**Record list**
=-=-=
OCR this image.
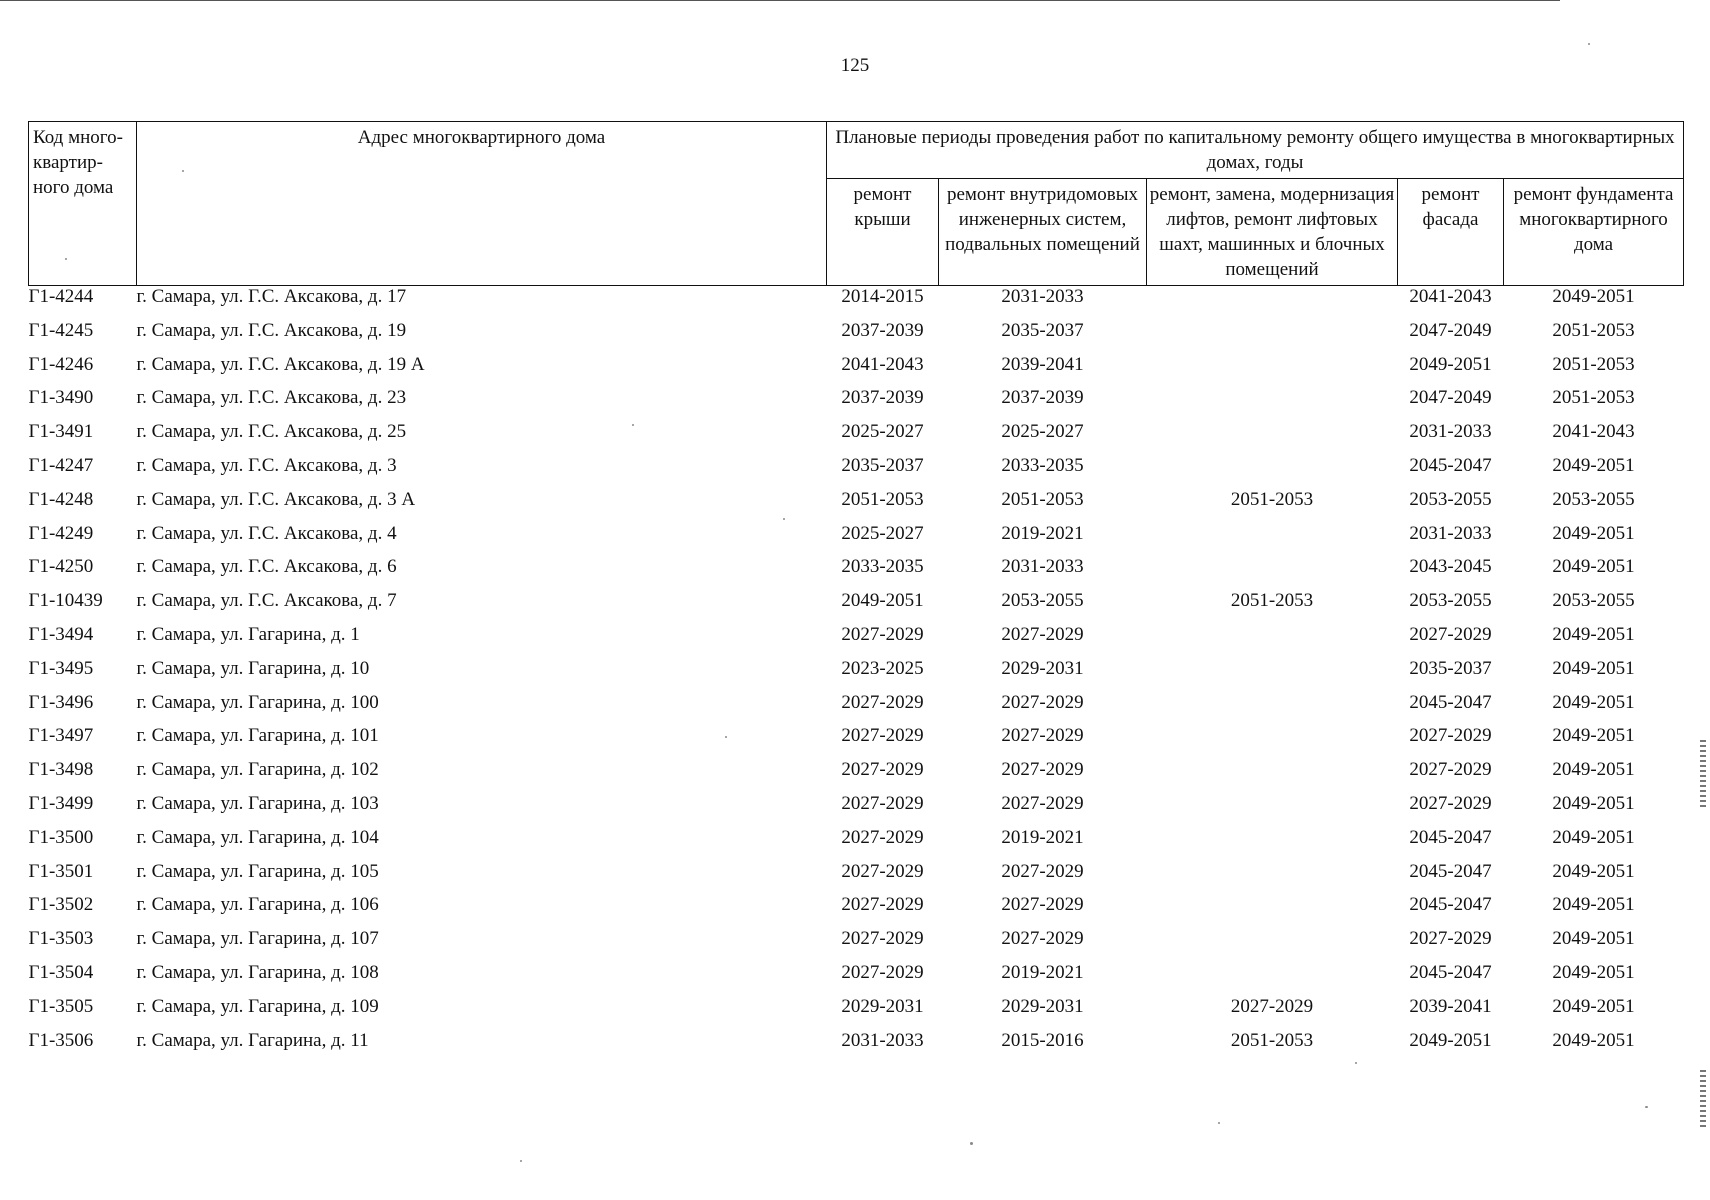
125
Код много-квартир-ного дома	Адрес многоквартирного дома	Плановые периоды проведения работ по капитальному ремонту общего имущества в многоквартирных домах, годы				
		ремонт крыши	ремонт внутридомовых инженерных систем, подвальных помещений	ремонт, замена, модернизация лифтов, ремонт лифтовых шахт, машинных и блочных помещений	ремонт фасада	ремонт фундамента многоквартирного дома
Г1-4244	г. Самара, ул. Г.С. Аксакова, д. 17	2014-2015	2031-2033		2041-2043	2049-2051
Г1-4245	г. Самара, ул. Г.С. Аксакова, д. 19	2037-2039	2035-2037		2047-2049	2051-2053
Г1-4246	г. Самара, ул. Г.С. Аксакова, д. 19 А	2041-2043	2039-2041		2049-2051	2051-2053
Г1-3490	г. Самара, ул. Г.С. Аксакова, д. 23	2037-2039	2037-2039		2047-2049	2051-2053
Г1-3491	г. Самара, ул. Г.С. Аксакова, д. 25	2025-2027	2025-2027		2031-2033	2041-2043
Г1-4247	г. Самара, ул. Г.С. Аксакова, д. 3	2035-2037	2033-2035		2045-2047	2049-2051
Г1-4248	г. Самара, ул. Г.С. Аксакова, д. 3 А	2051-2053	2051-2053	2051-2053	2053-2055	2053-2055
Г1-4249	г. Самара, ул. Г.С. Аксакова, д. 4	2025-2027	2019-2021		2031-2033	2049-2051
Г1-4250	г. Самара, ул. Г.С. Аксакова, д. 6	2033-2035	2031-2033		2043-2045	2049-2051
Г1-10439	г. Самара, ул. Г.С. Аксакова, д. 7	2049-2051	2053-2055	2051-2053	2053-2055	2053-2055
Г1-3494	г. Самара, ул. Гагарина, д. 1	2027-2029	2027-2029		2027-2029	2049-2051
Г1-3495	г. Самара, ул. Гагарина, д. 10	2023-2025	2029-2031		2035-2037	2049-2051
Г1-3496	г. Самара, ул. Гагарина, д. 100	2027-2029	2027-2029		2045-2047	2049-2051
Г1-3497	г. Самара, ул. Гагарина, д. 101	2027-2029	2027-2029		2027-2029	2049-2051
Г1-3498	г. Самара, ул. Гагарина, д. 102	2027-2029	2027-2029		2027-2029	2049-2051
Г1-3499	г. Самара, ул. Гагарина, д. 103	2027-2029	2027-2029		2027-2029	2049-2051
Г1-3500	г. Самара, ул. Гагарина, д. 104	2027-2029	2019-2021		2045-2047	2049-2051
Г1-3501	г. Самара, ул. Гагарина, д. 105	2027-2029	2027-2029		2045-2047	2049-2051
Г1-3502	г. Самара, ул. Гагарина, д. 106	2027-2029	2027-2029		2045-2047	2049-2051
Г1-3503	г. Самара, ул. Гагарина, д. 107	2027-2029	2027-2029		2027-2029	2049-2051
Г1-3504	г. Самара, ул. Гагарина, д. 108	2027-2029	2019-2021		2045-2047	2049-2051
Г1-3505	г. Самара, ул. Гагарина, д. 109	2029-2031	2029-2031	2027-2029	2039-2041	2049-2051
Г1-3506	г. Самара, ул. Гагарина, д. 11	2031-2033	2015-2016	2051-2053	2049-2051	2049-2051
=-=-=
**Aim of the task**
Exclude the pictures and transcribe all of the entries exactly.

**Completed exercise**
OCR this image.
125
Код много-квартир-ного дома	Адрес многоквартирного дома	Плановые периоды проведения работ по капитальному ремонту общего имущества в многоквартирных домах, годы				
		ремонт крыши	ремонт внутридомовых инженерных систем, подвальных помещений	ремонт, замена, модернизация лифтов, ремонт лифтовых шахт, машинных и блочных помещений	ремонт фасада	ремонт фундамента многоквартирного дома
Г1-4244	г. Самара, ул. Г.С. Аксакова, д. 17	2014-2015	2031-2033		2041-2043	2049-2051
Г1-4245	г. Самара, ул. Г.С. Аксакова, д. 19	2037-2039	2035-2037		2047-2049	2051-2053
Г1-4246	г. Самара, ул. Г.С. Аксакова, д. 19 А	2041-2043	2039-2041		2049-2051	2051-2053
Г1-3490	г. Самара, ул. Г.С. Аксакова, д. 23	2037-2039	2037-2039		2047-2049	2051-2053
Г1-3491	г. Самара, ул. Г.С. Аксакова, д. 25	2025-2027	2025-2027		2031-2033	2041-2043
Г1-4247	г. Самара, ул. Г.С. Аксакова, д. 3	2035-2037	2033-2035		2045-2047	2049-2051
Г1-4248	г. Самара, ул. Г.С. Аксакова, д. 3 А	2051-2053	2051-2053	2051-2053	2053-2055	2053-2055
Г1-4249	г. Самара, ул. Г.С. Аксакова, д. 4	2025-2027	2019-2021		2031-2033	2049-2051
Г1-4250	г. Самара, ул. Г.С. Аксакова, д. 6	2033-2035	2031-2033		2043-2045	2049-2051
Г1-10439	г. Самара, ул. Г.С. Аксакова, д. 7	2049-2051	2053-2055	2051-2053	2053-2055	2053-2055
Г1-3494	г. Самара, ул. Гагарина, д. 1	2027-2029	2027-2029		2027-2029	2049-2051
Г1-3495	г. Самара, ул. Гагарина, д. 10	2023-2025	2029-2031		2035-2037	2049-2051
Г1-3496	г. Самара, ул. Гагарина, д. 100	2027-2029	2027-2029		2045-2047	2049-2051
Г1-3497	г. Самара, ул. Гагарина, д. 101	2027-2029	2027-2029		2027-2029	2049-2051
Г1-3498	г. Самара, ул. Гагарина, д. 102	2027-2029	2027-2029		2027-2029	2049-2051
Г1-3499	г. Самара, ул. Гагарина, д. 103	2027-2029	2027-2029		2027-2029	2049-2051
Г1-3500	г. Самара, ул. Гагарина, д. 104	2027-2029	2019-2021		2045-2047	2049-2051
Г1-3501	г. Самара, ул. Гагарина, д. 105	2027-2029	2027-2029		2045-2047	2049-2051
Г1-3502	г. Самара, ул. Гагарина, д. 106	2027-2029	2027-2029		2045-2047	2049-2051
Г1-3503	г. Самара, ул. Гагарина, д. 107	2027-2029	2027-2029		2027-2029	2049-2051
Г1-3504	г. Самара, ул. Гагарина, д. 108	2027-2029	2019-2021		2045-2047	2049-2051
Г1-3505	г. Самара, ул. Гагарина, д. 109	2029-2031	2029-2031	2027-2029	2039-2041	2049-2051
Г1-3506	г. Самара, ул. Гагарина, д. 11	2031-2033	2015-2016	2051-2053	2049-2051	2049-2051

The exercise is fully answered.